Exercise: Emit the entire listing verbatim.

begin Data shown

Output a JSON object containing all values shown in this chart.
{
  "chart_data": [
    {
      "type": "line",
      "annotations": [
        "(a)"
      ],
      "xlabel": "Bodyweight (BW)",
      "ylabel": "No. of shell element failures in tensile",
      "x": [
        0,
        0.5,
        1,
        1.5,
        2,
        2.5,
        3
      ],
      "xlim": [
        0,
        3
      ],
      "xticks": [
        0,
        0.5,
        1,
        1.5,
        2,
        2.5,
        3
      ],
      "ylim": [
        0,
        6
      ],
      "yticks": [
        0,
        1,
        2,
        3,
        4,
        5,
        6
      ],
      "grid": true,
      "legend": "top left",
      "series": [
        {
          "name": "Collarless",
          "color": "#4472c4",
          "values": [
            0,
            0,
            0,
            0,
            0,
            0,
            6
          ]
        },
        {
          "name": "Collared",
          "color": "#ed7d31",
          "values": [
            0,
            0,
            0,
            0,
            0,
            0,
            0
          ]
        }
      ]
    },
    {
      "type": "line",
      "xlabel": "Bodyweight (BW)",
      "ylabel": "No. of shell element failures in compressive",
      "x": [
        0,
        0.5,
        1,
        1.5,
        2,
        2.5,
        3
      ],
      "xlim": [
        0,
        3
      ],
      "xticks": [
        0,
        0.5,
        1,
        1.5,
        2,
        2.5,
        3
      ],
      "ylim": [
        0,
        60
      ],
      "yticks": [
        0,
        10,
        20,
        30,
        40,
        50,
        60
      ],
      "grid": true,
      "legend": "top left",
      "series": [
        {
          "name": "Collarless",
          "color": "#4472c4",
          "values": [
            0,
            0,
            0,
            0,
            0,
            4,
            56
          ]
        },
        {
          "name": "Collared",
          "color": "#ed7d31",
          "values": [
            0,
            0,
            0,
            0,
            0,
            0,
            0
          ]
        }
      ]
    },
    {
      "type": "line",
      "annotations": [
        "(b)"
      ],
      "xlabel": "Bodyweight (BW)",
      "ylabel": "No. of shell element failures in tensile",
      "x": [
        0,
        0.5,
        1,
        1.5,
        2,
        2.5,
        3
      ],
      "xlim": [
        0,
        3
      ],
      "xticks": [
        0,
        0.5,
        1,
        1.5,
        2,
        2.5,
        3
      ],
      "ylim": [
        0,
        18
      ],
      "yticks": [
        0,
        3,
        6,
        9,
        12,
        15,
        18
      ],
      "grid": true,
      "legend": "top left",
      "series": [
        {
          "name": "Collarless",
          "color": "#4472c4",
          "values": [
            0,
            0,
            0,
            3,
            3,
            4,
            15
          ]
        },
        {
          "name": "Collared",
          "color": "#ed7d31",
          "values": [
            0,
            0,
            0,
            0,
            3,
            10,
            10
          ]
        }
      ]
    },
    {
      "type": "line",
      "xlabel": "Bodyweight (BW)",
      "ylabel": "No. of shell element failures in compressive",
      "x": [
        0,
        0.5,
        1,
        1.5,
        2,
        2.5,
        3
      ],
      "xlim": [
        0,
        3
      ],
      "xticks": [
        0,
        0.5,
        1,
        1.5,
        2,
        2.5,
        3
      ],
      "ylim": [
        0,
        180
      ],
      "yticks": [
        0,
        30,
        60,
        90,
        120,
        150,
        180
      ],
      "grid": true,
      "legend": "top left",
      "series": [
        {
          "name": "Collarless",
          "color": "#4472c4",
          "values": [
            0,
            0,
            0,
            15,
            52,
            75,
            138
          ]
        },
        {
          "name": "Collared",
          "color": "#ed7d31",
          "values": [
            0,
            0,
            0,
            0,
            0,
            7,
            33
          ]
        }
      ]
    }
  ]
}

end Data shown

Written reply:
Output a JSON object containing all values shown in this chart.
{
  "chart_data": [
    {
      "type": "line",
      "annotations": [
        "(a)"
      ],
      "xlabel": "Bodyweight (BW)",
      "ylabel": "No. of shell element failures in tensile",
      "x": [
        0,
        0.5,
        1,
        1.5,
        2,
        2.5,
        3
      ],
      "xlim": [
        0,
        3
      ],
      "xticks": [
        0,
        0.5,
        1,
        1.5,
        2,
        2.5,
        3
      ],
      "ylim": [
        0,
        6
      ],
      "yticks": [
        0,
        1,
        2,
        3,
        4,
        5,
        6
      ],
      "grid": true,
      "legend": "top left",
      "series": [
        {
          "name": "Collarless",
          "color": "#4472c4",
          "values": [
            0,
            0,
            0,
            0,
            0,
            0,
            6
          ]
        },
        {
          "name": "Collared",
          "color": "#ed7d31",
          "values": [
            0,
            0,
            0,
            0,
            0,
            0,
            0
          ]
        }
      ]
    },
    {
      "type": "line",
      "xlabel": "Bodyweight (BW)",
      "ylabel": "No. of shell element failures in compressive",
      "x": [
        0,
        0.5,
        1,
        1.5,
        2,
        2.5,
        3
      ],
      "xlim": [
        0,
        3
      ],
      "xticks": [
        0,
        0.5,
        1,
        1.5,
        2,
        2.5,
        3
      ],
      "ylim": [
        0,
        60
      ],
      "yticks": [
        0,
        10,
        20,
        30,
        40,
        50,
        60
      ],
      "grid": true,
      "legend": "top left",
      "series": [
        {
          "name": "Collarless",
          "color": "#4472c4",
          "values": [
            0,
            0,
            0,
            0,
            0,
            4,
            56
          ]
        },
        {
          "name": "Collared",
          "color": "#ed7d31",
          "values": [
            0,
            0,
            0,
            0,
            0,
            0,
            0
          ]
        }
      ]
    },
    {
      "type": "line",
      "annotations": [
        "(b)"
      ],
      "xlabel": "Bodyweight (BW)",
      "ylabel": "No. of shell element failures in tensile",
      "x": [
        0,
        0.5,
        1,
        1.5,
        2,
        2.5,
        3
      ],
      "xlim": [
        0,
        3
      ],
      "xticks": [
        0,
        0.5,
        1,
        1.5,
        2,
        2.5,
        3
      ],
      "ylim": [
        0,
        18
      ],
      "yticks": [
        0,
        3,
        6,
        9,
        12,
        15,
        18
      ],
      "grid": true,
      "legend": "top left",
      "series": [
        {
          "name": "Collarless",
          "color": "#4472c4",
          "values": [
            0,
            0,
            0,
            3,
            3,
            4,
            15
          ]
        },
        {
          "name": "Collared",
          "color": "#ed7d31",
          "values": [
            0,
            0,
            0,
            0,
            3,
            10,
            10
          ]
        }
      ]
    },
    {
      "type": "line",
      "xlabel": "Bodyweight (BW)",
      "ylabel": "No. of shell element failures in compressive",
      "x": [
        0,
        0.5,
        1,
        1.5,
        2,
        2.5,
        3
      ],
      "xlim": [
        0,
        3
      ],
      "xticks": [
        0,
        0.5,
        1,
        1.5,
        2,
        2.5,
        3
      ],
      "ylim": [
        0,
        180
      ],
      "yticks": [
        0,
        30,
        60,
        90,
        120,
        150,
        180
      ],
      "grid": true,
      "legend": "top left",
      "series": [
        {
          "name": "Collarless",
          "color": "#4472c4",
          "values": [
            0,
            0,
            0,
            15,
            52,
            75,
            138
          ]
        },
        {
          "name": "Collared",
          "color": "#ed7d31",
          "values": [
            0,
            0,
            0,
            0,
            0,
            7,
            33
          ]
        }
      ]
    }
  ]
}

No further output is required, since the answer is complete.